--- start of RECORDED INFORMATION ---

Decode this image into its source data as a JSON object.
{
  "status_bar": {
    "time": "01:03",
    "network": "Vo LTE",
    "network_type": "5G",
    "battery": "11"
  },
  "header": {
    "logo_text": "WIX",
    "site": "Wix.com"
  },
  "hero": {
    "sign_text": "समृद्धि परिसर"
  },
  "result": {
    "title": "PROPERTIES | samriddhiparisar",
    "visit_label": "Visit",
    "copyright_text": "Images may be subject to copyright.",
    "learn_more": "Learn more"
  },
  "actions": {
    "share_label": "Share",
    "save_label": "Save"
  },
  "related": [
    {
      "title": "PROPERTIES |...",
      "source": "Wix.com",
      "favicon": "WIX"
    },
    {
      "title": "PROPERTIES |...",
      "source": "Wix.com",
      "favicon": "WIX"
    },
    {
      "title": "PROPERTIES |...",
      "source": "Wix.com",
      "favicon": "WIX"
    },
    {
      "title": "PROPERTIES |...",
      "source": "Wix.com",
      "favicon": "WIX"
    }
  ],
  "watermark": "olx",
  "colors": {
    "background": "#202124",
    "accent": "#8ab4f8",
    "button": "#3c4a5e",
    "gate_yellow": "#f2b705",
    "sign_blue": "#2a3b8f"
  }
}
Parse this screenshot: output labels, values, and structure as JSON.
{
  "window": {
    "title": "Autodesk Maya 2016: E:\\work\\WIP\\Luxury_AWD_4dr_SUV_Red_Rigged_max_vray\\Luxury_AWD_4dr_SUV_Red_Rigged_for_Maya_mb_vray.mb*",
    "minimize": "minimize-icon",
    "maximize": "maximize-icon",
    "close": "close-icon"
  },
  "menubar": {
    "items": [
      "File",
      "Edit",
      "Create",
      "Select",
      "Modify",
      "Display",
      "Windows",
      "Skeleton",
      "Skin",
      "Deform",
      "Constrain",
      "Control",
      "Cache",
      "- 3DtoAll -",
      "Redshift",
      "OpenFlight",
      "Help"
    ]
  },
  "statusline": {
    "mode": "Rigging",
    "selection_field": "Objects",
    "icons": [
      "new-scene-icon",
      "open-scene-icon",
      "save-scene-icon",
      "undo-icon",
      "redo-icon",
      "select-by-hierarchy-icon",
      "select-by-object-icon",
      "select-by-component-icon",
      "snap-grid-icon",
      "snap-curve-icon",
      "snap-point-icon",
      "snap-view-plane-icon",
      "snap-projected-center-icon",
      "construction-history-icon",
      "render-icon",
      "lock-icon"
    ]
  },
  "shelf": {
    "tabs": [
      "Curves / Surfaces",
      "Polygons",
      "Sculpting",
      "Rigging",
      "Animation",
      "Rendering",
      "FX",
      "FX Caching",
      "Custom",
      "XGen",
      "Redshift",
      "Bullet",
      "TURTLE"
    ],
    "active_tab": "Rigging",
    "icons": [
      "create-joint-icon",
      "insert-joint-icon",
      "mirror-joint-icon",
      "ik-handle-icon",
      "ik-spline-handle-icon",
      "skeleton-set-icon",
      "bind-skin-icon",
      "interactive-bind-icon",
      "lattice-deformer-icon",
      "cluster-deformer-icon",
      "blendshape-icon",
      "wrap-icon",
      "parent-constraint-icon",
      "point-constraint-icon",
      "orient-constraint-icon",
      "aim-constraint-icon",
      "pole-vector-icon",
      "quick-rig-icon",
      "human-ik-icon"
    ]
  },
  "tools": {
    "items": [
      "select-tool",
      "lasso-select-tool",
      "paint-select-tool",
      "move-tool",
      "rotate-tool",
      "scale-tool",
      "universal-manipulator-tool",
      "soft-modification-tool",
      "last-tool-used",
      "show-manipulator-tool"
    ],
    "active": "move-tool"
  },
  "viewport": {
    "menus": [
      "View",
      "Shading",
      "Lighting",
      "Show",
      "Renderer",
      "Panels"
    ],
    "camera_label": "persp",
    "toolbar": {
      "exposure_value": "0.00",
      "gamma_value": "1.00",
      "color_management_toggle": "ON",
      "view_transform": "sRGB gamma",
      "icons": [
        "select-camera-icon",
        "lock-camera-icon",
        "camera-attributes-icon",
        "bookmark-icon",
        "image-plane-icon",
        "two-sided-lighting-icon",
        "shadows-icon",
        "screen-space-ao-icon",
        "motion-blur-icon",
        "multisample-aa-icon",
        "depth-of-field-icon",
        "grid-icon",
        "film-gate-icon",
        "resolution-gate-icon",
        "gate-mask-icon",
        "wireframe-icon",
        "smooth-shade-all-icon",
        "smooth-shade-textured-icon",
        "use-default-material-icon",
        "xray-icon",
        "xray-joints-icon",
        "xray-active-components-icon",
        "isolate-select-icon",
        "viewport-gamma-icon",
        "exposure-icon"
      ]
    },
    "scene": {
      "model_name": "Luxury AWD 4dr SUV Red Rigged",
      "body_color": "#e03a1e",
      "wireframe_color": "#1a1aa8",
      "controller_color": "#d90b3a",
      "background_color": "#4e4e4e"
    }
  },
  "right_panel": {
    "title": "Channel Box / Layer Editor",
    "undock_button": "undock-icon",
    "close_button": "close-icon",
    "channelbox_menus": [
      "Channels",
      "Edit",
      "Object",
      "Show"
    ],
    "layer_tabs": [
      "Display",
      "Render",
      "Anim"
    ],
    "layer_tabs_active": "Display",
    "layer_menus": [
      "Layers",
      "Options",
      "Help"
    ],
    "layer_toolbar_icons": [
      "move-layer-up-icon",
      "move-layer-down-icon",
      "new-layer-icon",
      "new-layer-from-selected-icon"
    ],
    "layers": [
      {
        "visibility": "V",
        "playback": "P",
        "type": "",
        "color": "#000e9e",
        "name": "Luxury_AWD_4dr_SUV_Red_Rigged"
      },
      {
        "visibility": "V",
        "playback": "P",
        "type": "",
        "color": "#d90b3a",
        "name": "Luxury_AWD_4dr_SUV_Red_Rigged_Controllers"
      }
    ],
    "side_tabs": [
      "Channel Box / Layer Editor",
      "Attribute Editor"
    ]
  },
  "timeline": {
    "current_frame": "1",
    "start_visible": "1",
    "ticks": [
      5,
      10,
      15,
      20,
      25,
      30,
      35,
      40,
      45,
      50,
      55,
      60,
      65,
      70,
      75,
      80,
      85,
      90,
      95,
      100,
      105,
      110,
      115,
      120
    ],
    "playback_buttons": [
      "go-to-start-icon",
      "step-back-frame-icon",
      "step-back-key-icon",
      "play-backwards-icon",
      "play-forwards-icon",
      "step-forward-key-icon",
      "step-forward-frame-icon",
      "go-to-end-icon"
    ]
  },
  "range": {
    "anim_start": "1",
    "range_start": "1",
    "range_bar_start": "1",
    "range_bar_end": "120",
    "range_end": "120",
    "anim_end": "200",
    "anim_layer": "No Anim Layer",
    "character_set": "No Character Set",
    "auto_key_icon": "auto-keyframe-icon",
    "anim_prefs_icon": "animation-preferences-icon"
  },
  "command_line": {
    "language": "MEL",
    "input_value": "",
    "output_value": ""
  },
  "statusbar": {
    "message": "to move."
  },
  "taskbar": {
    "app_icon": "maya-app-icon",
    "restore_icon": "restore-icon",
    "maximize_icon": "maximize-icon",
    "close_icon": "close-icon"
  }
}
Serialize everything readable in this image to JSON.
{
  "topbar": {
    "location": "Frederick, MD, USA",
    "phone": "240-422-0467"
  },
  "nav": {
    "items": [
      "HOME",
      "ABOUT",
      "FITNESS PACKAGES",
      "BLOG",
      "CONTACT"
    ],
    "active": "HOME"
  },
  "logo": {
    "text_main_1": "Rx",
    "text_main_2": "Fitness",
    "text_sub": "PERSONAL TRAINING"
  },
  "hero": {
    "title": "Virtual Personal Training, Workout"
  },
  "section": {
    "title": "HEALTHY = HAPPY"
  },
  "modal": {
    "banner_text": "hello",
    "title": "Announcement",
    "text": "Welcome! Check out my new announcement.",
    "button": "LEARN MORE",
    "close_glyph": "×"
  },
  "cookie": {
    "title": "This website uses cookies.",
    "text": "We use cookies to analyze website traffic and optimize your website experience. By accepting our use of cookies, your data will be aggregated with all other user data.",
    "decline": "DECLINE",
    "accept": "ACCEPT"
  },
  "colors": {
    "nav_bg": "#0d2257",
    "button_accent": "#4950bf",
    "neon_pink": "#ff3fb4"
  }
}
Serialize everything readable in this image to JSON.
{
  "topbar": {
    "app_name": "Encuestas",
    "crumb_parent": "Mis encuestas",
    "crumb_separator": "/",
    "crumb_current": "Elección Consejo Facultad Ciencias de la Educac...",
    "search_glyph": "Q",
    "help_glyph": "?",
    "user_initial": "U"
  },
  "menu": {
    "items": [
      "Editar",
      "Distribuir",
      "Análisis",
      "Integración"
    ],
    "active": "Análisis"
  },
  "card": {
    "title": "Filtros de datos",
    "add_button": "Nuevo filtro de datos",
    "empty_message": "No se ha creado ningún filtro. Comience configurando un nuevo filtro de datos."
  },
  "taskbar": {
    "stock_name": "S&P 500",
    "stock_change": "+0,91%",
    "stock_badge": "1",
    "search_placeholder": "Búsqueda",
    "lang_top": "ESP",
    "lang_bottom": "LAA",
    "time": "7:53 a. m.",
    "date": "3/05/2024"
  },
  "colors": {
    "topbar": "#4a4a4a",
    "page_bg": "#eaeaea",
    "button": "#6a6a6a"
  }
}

--- end of RECORDED INFORMATION ---

- **PROBLEM TO WORK ON**:
Check each line above for "Editor" and return the ones that have it.

- **EXERCISE RESULT**:
    "title": "Channel Box / Layer Editor",
      "Channel Box / Layer Editor",
      "Attribute Editor"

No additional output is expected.